**AIM**
From the listing below, extract each entry exactly as written, minus the images.

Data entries
□ □ □ □

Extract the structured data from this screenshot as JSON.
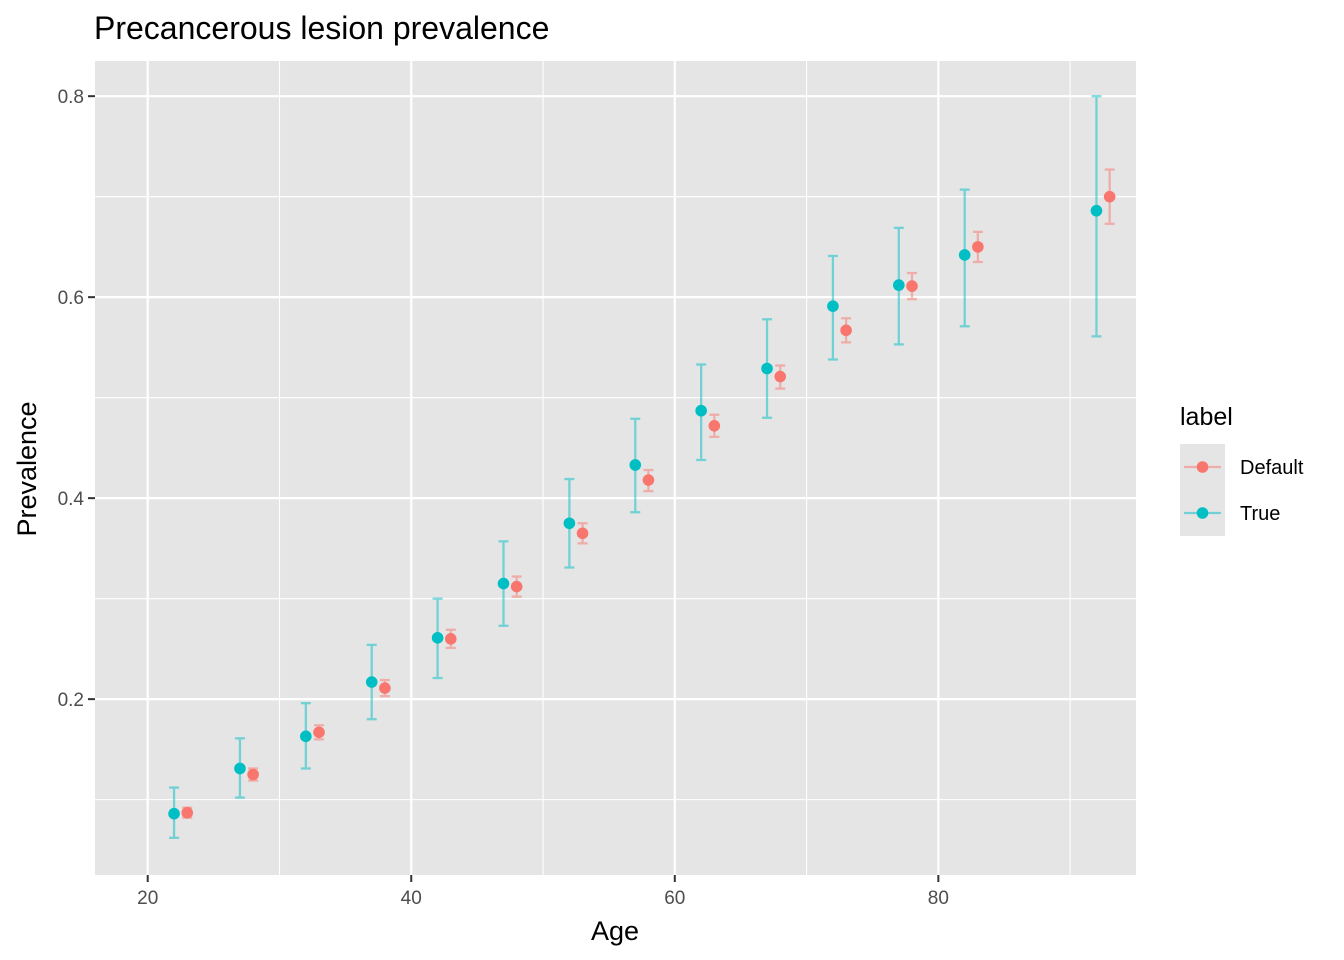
{
  "chart_data": {
    "type": "scatter",
    "title": "Precancerous lesion prevalence",
    "xlabel": "Age",
    "ylabel": "Prevalence",
    "xlim": [
      16,
      95
    ],
    "ylim": [
      0.025,
      0.835
    ],
    "x_ticks": [
      20,
      40,
      60,
      80
    ],
    "y_ticks": [
      0.2,
      0.4,
      0.6,
      0.8
    ],
    "x_minor": [
      30,
      50,
      70,
      90
    ],
    "y_minor": [
      0.1,
      0.3,
      0.5,
      0.7
    ],
    "x_tick_labels": [
      "20",
      "40",
      "60",
      "80"
    ],
    "y_tick_labels": [
      "0.2",
      "0.4",
      "0.6",
      "0.8"
    ],
    "grid": true,
    "legend": {
      "title": "label",
      "placement": "right"
    },
    "colors": {
      "panel": "#e5e5e5",
      "grid": "#ffffff",
      "text": "#4d4d4d"
    },
    "series": [
      {
        "name": "Default",
        "color": "#f8766d",
        "points": [
          {
            "x": 23,
            "y": 0.087,
            "lo": 0.082,
            "hi": 0.092
          },
          {
            "x": 28,
            "y": 0.125,
            "lo": 0.119,
            "hi": 0.131
          },
          {
            "x": 33,
            "y": 0.167,
            "lo": 0.16,
            "hi": 0.174
          },
          {
            "x": 38,
            "y": 0.211,
            "lo": 0.203,
            "hi": 0.219
          },
          {
            "x": 43,
            "y": 0.26,
            "lo": 0.251,
            "hi": 0.269
          },
          {
            "x": 48,
            "y": 0.312,
            "lo": 0.302,
            "hi": 0.322
          },
          {
            "x": 53,
            "y": 0.365,
            "lo": 0.355,
            "hi": 0.375
          },
          {
            "x": 58,
            "y": 0.418,
            "lo": 0.407,
            "hi": 0.428
          },
          {
            "x": 63,
            "y": 0.472,
            "lo": 0.461,
            "hi": 0.483
          },
          {
            "x": 68,
            "y": 0.521,
            "lo": 0.509,
            "hi": 0.532
          },
          {
            "x": 73,
            "y": 0.567,
            "lo": 0.555,
            "hi": 0.579
          },
          {
            "x": 78,
            "y": 0.611,
            "lo": 0.598,
            "hi": 0.624
          },
          {
            "x": 83,
            "y": 0.65,
            "lo": 0.635,
            "hi": 0.665
          },
          {
            "x": 93,
            "y": 0.7,
            "lo": 0.673,
            "hi": 0.727
          }
        ]
      },
      {
        "name": "True",
        "color": "#00bfc4",
        "points": [
          {
            "x": 22,
            "y": 0.086,
            "lo": 0.062,
            "hi": 0.112
          },
          {
            "x": 27,
            "y": 0.131,
            "lo": 0.102,
            "hi": 0.161
          },
          {
            "x": 32,
            "y": 0.163,
            "lo": 0.131,
            "hi": 0.196
          },
          {
            "x": 37,
            "y": 0.217,
            "lo": 0.18,
            "hi": 0.254
          },
          {
            "x": 42,
            "y": 0.261,
            "lo": 0.221,
            "hi": 0.3
          },
          {
            "x": 47,
            "y": 0.315,
            "lo": 0.273,
            "hi": 0.357
          },
          {
            "x": 52,
            "y": 0.375,
            "lo": 0.331,
            "hi": 0.419
          },
          {
            "x": 57,
            "y": 0.433,
            "lo": 0.386,
            "hi": 0.479
          },
          {
            "x": 62,
            "y": 0.487,
            "lo": 0.438,
            "hi": 0.533
          },
          {
            "x": 67,
            "y": 0.529,
            "lo": 0.48,
            "hi": 0.578
          },
          {
            "x": 72,
            "y": 0.591,
            "lo": 0.538,
            "hi": 0.641
          },
          {
            "x": 77,
            "y": 0.612,
            "lo": 0.553,
            "hi": 0.669
          },
          {
            "x": 82,
            "y": 0.642,
            "lo": 0.571,
            "hi": 0.707
          },
          {
            "x": 92,
            "y": 0.686,
            "lo": 0.561,
            "hi": 0.8
          }
        ]
      }
    ]
  }
}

□ □ □ □

**THE RESPONSE**
Extract the structured data from this screenshot as JSON.
{
  "chart_data": {
    "type": "scatter",
    "title": "Precancerous lesion prevalence",
    "xlabel": "Age",
    "ylabel": "Prevalence",
    "xlim": [
      16,
      95
    ],
    "ylim": [
      0.025,
      0.835
    ],
    "x_ticks": [
      20,
      40,
      60,
      80
    ],
    "y_ticks": [
      0.2,
      0.4,
      0.6,
      0.8
    ],
    "x_minor": [
      30,
      50,
      70,
      90
    ],
    "y_minor": [
      0.1,
      0.3,
      0.5,
      0.7
    ],
    "x_tick_labels": [
      "20",
      "40",
      "60",
      "80"
    ],
    "y_tick_labels": [
      "0.2",
      "0.4",
      "0.6",
      "0.8"
    ],
    "grid": true,
    "legend": {
      "title": "label",
      "placement": "right"
    },
    "colors": {
      "panel": "#e5e5e5",
      "grid": "#ffffff",
      "text": "#4d4d4d"
    },
    "series": [
      {
        "name": "Default",
        "color": "#f8766d",
        "points": [
          {
            "x": 23,
            "y": 0.087,
            "lo": 0.082,
            "hi": 0.092
          },
          {
            "x": 28,
            "y": 0.125,
            "lo": 0.119,
            "hi": 0.131
          },
          {
            "x": 33,
            "y": 0.167,
            "lo": 0.16,
            "hi": 0.174
          },
          {
            "x": 38,
            "y": 0.211,
            "lo": 0.203,
            "hi": 0.219
          },
          {
            "x": 43,
            "y": 0.26,
            "lo": 0.251,
            "hi": 0.269
          },
          {
            "x": 48,
            "y": 0.312,
            "lo": 0.302,
            "hi": 0.322
          },
          {
            "x": 53,
            "y": 0.365,
            "lo": 0.355,
            "hi": 0.375
          },
          {
            "x": 58,
            "y": 0.418,
            "lo": 0.407,
            "hi": 0.428
          },
          {
            "x": 63,
            "y": 0.472,
            "lo": 0.461,
            "hi": 0.483
          },
          {
            "x": 68,
            "y": 0.521,
            "lo": 0.509,
            "hi": 0.532
          },
          {
            "x": 73,
            "y": 0.567,
            "lo": 0.555,
            "hi": 0.579
          },
          {
            "x": 78,
            "y": 0.611,
            "lo": 0.598,
            "hi": 0.624
          },
          {
            "x": 83,
            "y": 0.65,
            "lo": 0.635,
            "hi": 0.665
          },
          {
            "x": 93,
            "y": 0.7,
            "lo": 0.673,
            "hi": 0.727
          }
        ]
      },
      {
        "name": "True",
        "color": "#00bfc4",
        "points": [
          {
            "x": 22,
            "y": 0.086,
            "lo": 0.062,
            "hi": 0.112
          },
          {
            "x": 27,
            "y": 0.131,
            "lo": 0.102,
            "hi": 0.161
          },
          {
            "x": 32,
            "y": 0.163,
            "lo": 0.131,
            "hi": 0.196
          },
          {
            "x": 37,
            "y": 0.217,
            "lo": 0.18,
            "hi": 0.254
          },
          {
            "x": 42,
            "y": 0.261,
            "lo": 0.221,
            "hi": 0.3
          },
          {
            "x": 47,
            "y": 0.315,
            "lo": 0.273,
            "hi": 0.357
          },
          {
            "x": 52,
            "y": 0.375,
            "lo": 0.331,
            "hi": 0.419
          },
          {
            "x": 57,
            "y": 0.433,
            "lo": 0.386,
            "hi": 0.479
          },
          {
            "x": 62,
            "y": 0.487,
            "lo": 0.438,
            "hi": 0.533
          },
          {
            "x": 67,
            "y": 0.529,
            "lo": 0.48,
            "hi": 0.578
          },
          {
            "x": 72,
            "y": 0.591,
            "lo": 0.538,
            "hi": 0.641
          },
          {
            "x": 77,
            "y": 0.612,
            "lo": 0.553,
            "hi": 0.669
          },
          {
            "x": 82,
            "y": 0.642,
            "lo": 0.571,
            "hi": 0.707
          },
          {
            "x": 92,
            "y": 0.686,
            "lo": 0.561,
            "hi": 0.8
          }
        ]
      }
    ]
  }
}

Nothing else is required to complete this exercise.